** BEGIN ENTRIES **

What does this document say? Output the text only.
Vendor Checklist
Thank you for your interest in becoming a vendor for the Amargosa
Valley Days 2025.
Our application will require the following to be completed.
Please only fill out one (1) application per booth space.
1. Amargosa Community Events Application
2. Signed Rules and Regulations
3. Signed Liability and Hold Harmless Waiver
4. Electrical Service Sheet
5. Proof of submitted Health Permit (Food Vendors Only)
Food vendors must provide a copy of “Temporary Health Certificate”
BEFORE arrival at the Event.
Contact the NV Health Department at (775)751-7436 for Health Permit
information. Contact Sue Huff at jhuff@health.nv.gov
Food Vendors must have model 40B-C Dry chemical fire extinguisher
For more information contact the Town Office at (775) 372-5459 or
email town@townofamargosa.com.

** END ENTRIES **
** BEGIN ENTRIES **

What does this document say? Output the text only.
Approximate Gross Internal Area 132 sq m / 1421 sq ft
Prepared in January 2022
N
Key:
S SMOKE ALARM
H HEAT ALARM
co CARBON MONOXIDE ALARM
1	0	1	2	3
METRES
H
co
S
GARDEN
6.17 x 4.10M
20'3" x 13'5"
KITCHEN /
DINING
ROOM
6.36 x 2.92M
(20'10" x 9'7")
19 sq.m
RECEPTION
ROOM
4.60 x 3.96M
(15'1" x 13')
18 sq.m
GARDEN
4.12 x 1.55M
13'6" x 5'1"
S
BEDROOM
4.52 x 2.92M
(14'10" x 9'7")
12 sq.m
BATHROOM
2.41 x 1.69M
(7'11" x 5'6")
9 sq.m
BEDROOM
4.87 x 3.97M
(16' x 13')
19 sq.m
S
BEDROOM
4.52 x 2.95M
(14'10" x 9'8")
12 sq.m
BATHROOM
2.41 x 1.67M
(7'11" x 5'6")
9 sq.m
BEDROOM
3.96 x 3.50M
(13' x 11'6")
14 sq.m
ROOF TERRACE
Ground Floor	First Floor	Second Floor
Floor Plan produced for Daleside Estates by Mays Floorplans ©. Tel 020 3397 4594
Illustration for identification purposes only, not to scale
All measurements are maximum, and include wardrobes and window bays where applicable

** END ENTRIES **

● DIRECTIONS: Using the data above, copy each line that contains "ALARM".

● RIGHT ANSWER:
S SMOKE ALARM
H HEAT ALARM
co CARBON MONOXIDE ALARM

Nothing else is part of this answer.